■ **REQUIREMENTS**
Rewrite the listing below with "Tage nach Aussaat" changed to "Days after sowing" wherever it occurs, and leave everything else untouched.

Recorded data
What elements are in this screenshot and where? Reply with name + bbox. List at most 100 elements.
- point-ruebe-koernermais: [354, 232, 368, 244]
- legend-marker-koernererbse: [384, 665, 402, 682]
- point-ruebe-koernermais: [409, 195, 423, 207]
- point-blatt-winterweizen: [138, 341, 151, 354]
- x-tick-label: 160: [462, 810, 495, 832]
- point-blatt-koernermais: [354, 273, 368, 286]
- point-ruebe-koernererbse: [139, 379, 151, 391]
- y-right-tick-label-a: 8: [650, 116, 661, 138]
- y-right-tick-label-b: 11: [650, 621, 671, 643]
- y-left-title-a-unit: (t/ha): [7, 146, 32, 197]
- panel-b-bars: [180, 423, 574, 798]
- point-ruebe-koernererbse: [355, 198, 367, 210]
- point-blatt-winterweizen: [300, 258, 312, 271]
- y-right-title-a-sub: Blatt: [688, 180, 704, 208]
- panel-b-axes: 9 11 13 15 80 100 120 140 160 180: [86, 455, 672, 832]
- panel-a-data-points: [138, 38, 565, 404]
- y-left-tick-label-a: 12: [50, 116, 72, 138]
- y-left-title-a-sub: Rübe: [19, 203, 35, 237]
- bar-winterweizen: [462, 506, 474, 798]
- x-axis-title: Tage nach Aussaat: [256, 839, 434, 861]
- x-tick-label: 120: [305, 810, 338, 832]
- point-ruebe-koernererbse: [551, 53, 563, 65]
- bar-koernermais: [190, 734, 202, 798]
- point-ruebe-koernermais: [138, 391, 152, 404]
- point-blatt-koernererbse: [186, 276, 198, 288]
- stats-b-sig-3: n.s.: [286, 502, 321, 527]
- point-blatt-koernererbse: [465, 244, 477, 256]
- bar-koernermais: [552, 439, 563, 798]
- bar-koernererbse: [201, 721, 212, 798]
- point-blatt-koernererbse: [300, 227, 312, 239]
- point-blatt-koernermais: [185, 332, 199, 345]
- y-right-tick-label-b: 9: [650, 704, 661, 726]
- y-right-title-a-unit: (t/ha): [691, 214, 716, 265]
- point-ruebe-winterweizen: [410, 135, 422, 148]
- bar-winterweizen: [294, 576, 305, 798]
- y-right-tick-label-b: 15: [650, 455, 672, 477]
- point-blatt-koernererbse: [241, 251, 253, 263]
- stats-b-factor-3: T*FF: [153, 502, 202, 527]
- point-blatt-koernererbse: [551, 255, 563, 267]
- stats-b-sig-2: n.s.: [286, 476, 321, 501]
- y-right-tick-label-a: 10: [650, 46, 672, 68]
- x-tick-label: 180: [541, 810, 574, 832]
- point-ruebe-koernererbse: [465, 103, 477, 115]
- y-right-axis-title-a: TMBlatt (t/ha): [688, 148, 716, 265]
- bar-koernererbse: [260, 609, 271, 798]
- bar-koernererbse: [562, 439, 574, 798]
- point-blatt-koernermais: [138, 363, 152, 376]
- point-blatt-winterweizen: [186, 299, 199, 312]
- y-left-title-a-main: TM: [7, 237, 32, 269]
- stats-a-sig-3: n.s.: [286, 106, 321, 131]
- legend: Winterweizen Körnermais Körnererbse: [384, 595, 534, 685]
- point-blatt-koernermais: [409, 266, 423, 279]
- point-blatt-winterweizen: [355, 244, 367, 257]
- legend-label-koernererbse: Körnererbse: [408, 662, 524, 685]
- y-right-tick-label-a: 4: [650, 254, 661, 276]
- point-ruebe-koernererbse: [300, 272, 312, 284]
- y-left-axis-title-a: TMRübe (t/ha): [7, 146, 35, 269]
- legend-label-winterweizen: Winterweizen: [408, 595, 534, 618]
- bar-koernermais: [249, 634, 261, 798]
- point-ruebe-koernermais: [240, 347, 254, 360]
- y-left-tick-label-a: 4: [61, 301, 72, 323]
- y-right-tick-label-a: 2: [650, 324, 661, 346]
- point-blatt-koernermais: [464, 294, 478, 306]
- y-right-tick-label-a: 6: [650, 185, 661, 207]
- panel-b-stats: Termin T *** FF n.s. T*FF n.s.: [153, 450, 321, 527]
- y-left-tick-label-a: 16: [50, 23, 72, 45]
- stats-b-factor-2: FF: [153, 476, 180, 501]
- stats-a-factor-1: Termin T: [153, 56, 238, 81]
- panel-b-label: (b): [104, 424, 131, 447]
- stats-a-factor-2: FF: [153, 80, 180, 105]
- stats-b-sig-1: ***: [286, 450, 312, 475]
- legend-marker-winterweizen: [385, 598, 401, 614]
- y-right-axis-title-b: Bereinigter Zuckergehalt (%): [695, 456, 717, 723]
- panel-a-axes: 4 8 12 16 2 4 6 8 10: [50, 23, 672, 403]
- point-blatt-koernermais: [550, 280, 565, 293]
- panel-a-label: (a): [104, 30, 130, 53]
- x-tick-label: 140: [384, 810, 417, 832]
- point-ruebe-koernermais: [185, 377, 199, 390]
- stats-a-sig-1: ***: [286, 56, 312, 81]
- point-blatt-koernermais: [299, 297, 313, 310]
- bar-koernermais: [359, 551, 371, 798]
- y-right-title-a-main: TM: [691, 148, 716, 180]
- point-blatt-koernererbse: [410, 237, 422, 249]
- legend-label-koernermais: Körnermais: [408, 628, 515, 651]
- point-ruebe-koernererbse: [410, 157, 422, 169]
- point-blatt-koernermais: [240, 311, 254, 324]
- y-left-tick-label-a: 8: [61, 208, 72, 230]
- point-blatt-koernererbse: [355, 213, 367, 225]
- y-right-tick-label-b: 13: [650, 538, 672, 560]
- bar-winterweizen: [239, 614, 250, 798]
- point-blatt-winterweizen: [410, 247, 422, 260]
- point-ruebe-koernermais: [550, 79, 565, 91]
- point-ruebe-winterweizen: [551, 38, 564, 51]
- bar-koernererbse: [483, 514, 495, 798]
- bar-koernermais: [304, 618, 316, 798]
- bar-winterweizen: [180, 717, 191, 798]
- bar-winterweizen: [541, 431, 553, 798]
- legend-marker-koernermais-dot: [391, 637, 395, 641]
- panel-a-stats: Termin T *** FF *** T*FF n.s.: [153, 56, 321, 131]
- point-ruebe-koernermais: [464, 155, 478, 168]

■ **PROBLEM SOLUTION**
What elements are in this screenshot and where? Reply with name + bbox. List at most 100 elements.
- point-ruebe-koernermais: [354, 232, 368, 244]
- legend-marker-koernererbse: [384, 665, 402, 682]
- point-ruebe-koernermais: [409, 195, 423, 207]
- point-blatt-winterweizen: [138, 341, 151, 354]
- x-tick-label: 160: [462, 810, 495, 832]
- point-blatt-koernermais: [354, 273, 368, 286]
- point-ruebe-koernererbse: [139, 379, 151, 391]
- y-right-tick-label-a: 8: [650, 116, 661, 138]
- y-right-tick-label-b: 11: [650, 621, 671, 643]
- y-left-title-a-unit: (t/ha): [7, 146, 32, 197]
- panel-b-bars: [180, 423, 574, 798]
- point-ruebe-koernererbse: [355, 198, 367, 210]
- point-blatt-winterweizen: [300, 258, 312, 271]
- y-right-title-a-sub: Blatt: [688, 180, 704, 208]
- panel-b-axes: 9 11 13 15 80 100 120 140 160 180: [86, 455, 672, 832]
- panel-a-data-points: [138, 38, 565, 404]
- y-left-tick-label-a: 12: [50, 116, 72, 138]
- y-left-title-a-sub: Rübe: [19, 203, 35, 237]
- bar-winterweizen: [462, 506, 474, 798]
- x-axis-title: Days after sowing: [256, 839, 434, 861]
- x-tick-label: 120: [305, 810, 338, 832]
- point-ruebe-koernererbse: [551, 53, 563, 65]
- bar-koernermais: [190, 734, 202, 798]
- point-ruebe-koernermais: [138, 391, 152, 404]
- point-blatt-koernererbse: [186, 276, 198, 288]
- stats-b-sig-3: n.s.: [286, 502, 321, 527]
- point-blatt-koernererbse: [465, 244, 477, 256]
- bar-koernermais: [552, 439, 563, 798]
- bar-koernererbse: [201, 721, 212, 798]
- point-blatt-koernererbse: [300, 227, 312, 239]
- point-blatt-koernermais: [185, 332, 199, 345]
- y-right-tick-label-b: 9: [650, 704, 661, 726]
- y-right-title-a-unit: (t/ha): [691, 214, 716, 265]
- point-ruebe-winterweizen: [410, 135, 422, 148]
- bar-winterweizen: [294, 576, 305, 798]
- y-right-tick-label-b: 15: [650, 455, 672, 477]
- point-blatt-koernererbse: [241, 251, 253, 263]
- stats-b-factor-3: T*FF: [153, 502, 202, 527]
- point-blatt-koernererbse: [551, 255, 563, 267]
- stats-b-sig-2: n.s.: [286, 476, 321, 501]
- y-right-tick-label-a: 10: [650, 46, 672, 68]
- x-tick-label: 180: [541, 810, 574, 832]
- point-ruebe-koernererbse: [465, 103, 477, 115]
- y-right-axis-title-a: TMBlatt (t/ha): [688, 148, 716, 265]
- bar-koernererbse: [260, 609, 271, 798]
- bar-koernererbse: [562, 439, 574, 798]
- point-blatt-koernermais: [138, 363, 152, 376]
- point-blatt-winterweizen: [186, 299, 199, 312]
- y-left-title-a-main: TM: [7, 237, 32, 269]
- stats-a-sig-3: n.s.: [286, 106, 321, 131]
- legend: Winterweizen Körnermais Körnererbse: [384, 595, 534, 685]
- point-blatt-koernermais: [409, 266, 423, 279]
- point-blatt-winterweizen: [355, 244, 367, 257]
- legend-label-koernererbse: Körnererbse: [408, 662, 524, 685]
- y-right-tick-label-a: 4: [650, 254, 661, 276]
- point-ruebe-koernererbse: [300, 272, 312, 284]
- y-left-axis-title-a: TMRübe (t/ha): [7, 146, 35, 269]
- legend-label-winterweizen: Winterweizen: [408, 595, 534, 618]
- bar-koernermais: [249, 634, 261, 798]
- point-ruebe-koernermais: [240, 347, 254, 360]
- y-left-tick-label-a: 4: [61, 301, 72, 323]
- y-right-tick-label-a: 2: [650, 324, 661, 346]
- point-blatt-koernermais: [464, 294, 478, 306]
- y-right-tick-label-a: 6: [650, 185, 661, 207]
- panel-b-stats: Termin T *** FF n.s. T*FF n.s.: [153, 450, 321, 527]
- y-left-tick-label-a: 16: [50, 23, 72, 45]
- stats-b-factor-2: FF: [153, 476, 180, 501]
- stats-a-factor-1: Termin T: [153, 56, 238, 81]
- panel-b-label: (b): [104, 424, 131, 447]
- stats-a-factor-2: FF: [153, 80, 180, 105]
- stats-b-sig-1: ***: [286, 450, 312, 475]
- legend-marker-winterweizen: [385, 598, 401, 614]
- y-right-axis-title-b: Bereinigter Zuckergehalt (%): [695, 456, 717, 723]
- panel-a-axes: 4 8 12 16 2 4 6 8 10: [50, 23, 672, 403]
- point-blatt-koernermais: [550, 280, 565, 293]
- panel-a-label: (a): [104, 30, 130, 53]
- x-tick-label: 140: [384, 810, 417, 832]
- point-ruebe-koernermais: [185, 377, 199, 390]
- stats-a-sig-1: ***: [286, 56, 312, 81]
- point-blatt-koernermais: [299, 297, 313, 310]
- bar-koernermais: [359, 551, 371, 798]
- y-right-title-a-main: TM: [691, 148, 716, 180]
- point-blatt-koernererbse: [410, 237, 422, 249]
- legend-label-koernermais: Körnermais: [408, 628, 515, 651]
- point-ruebe-koernererbse: [410, 157, 422, 169]
- point-blatt-koernermais: [240, 311, 254, 324]
- y-left-tick-label-a: 8: [61, 208, 72, 230]
- point-blatt-koernererbse: [355, 213, 367, 225]
- y-right-tick-label-b: 13: [650, 538, 672, 560]
- bar-winterweizen: [239, 614, 250, 798]
- point-blatt-winterweizen: [410, 247, 422, 260]
- point-ruebe-koernermais: [550, 79, 565, 91]
- point-ruebe-winterweizen: [551, 38, 564, 51]
- bar-koernererbse: [483, 514, 495, 798]
- bar-koernermais: [304, 618, 316, 798]
- bar-winterweizen: [180, 717, 191, 798]
- bar-winterweizen: [541, 431, 553, 798]
- legend-marker-koernermais-dot: [391, 637, 395, 641]
- panel-a-stats: Termin T *** FF *** T*FF n.s.: [153, 56, 321, 131]
- point-ruebe-koernermais: [464, 155, 478, 168]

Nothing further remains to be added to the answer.